[Items listed in a dataset]
------------------------------------------------------------

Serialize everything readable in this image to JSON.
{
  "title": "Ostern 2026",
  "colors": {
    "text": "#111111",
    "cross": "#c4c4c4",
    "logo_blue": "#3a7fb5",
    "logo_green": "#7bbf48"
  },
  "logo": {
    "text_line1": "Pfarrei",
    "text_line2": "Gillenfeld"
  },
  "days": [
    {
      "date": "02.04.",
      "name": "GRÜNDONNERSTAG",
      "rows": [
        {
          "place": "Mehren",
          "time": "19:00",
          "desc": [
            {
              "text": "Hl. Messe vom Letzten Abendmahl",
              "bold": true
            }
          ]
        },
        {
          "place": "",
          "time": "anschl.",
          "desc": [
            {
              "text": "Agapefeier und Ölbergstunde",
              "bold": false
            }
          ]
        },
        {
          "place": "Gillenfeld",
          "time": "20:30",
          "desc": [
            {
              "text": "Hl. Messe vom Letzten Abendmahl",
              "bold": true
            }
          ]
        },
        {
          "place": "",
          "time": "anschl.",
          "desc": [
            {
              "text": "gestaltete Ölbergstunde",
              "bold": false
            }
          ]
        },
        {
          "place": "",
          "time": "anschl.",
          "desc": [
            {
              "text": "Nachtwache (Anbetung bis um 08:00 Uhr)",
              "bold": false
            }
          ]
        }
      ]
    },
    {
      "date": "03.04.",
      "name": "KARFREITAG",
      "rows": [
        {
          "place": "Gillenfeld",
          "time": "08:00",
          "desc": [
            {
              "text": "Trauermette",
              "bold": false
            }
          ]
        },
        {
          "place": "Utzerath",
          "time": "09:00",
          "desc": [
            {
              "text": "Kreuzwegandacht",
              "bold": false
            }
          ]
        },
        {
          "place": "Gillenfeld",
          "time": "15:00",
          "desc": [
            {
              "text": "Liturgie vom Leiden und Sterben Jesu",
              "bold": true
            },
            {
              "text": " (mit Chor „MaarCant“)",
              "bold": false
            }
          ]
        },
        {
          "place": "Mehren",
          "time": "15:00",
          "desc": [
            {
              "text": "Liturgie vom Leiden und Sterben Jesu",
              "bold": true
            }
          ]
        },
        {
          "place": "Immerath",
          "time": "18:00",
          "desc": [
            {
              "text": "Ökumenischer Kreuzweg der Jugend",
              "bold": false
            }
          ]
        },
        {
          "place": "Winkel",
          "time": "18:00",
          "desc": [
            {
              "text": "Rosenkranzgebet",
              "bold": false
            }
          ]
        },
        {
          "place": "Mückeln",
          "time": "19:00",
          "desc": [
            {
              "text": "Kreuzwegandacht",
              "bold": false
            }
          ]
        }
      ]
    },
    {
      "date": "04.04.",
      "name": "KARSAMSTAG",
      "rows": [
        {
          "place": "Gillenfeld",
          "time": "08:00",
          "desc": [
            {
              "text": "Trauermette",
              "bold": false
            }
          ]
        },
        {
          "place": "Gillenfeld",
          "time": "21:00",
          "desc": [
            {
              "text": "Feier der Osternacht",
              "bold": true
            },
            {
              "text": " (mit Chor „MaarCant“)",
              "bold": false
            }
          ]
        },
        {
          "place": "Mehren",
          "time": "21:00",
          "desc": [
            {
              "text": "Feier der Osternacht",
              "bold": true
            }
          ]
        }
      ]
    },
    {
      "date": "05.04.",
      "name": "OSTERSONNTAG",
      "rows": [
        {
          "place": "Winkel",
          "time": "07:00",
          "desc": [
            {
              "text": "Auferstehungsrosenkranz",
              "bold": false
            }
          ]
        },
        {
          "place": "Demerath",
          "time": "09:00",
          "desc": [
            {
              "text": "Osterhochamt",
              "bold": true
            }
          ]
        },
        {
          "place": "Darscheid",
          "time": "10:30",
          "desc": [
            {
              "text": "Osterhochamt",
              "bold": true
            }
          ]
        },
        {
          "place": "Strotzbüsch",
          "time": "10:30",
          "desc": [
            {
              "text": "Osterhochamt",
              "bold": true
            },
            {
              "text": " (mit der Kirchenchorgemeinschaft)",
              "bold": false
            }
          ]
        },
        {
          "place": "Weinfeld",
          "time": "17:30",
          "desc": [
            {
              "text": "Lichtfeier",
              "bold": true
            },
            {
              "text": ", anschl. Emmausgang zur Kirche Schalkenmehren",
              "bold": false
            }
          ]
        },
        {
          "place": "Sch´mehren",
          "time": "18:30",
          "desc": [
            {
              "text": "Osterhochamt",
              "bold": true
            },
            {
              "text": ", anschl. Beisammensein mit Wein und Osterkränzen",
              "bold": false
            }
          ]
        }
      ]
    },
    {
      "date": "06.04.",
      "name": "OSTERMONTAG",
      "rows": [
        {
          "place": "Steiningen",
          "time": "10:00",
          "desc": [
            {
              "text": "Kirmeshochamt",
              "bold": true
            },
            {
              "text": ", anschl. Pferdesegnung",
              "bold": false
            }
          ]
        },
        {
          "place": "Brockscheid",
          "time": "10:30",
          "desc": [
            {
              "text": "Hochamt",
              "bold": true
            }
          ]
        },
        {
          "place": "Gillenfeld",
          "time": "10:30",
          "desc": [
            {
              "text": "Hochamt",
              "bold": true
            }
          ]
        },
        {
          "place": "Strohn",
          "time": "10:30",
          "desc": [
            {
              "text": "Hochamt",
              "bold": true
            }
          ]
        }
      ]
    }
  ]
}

------------------------------------------------------------

**WORK TO BE COMPLETED:**
Search the lines above for the string "Ölbergstunde" and copy each line that has it.

**ANSWER FOR THE TASK:**
              "text": "Agapefeier und Ölbergstunde",
              "text": "gestaltete Ölbergstunde",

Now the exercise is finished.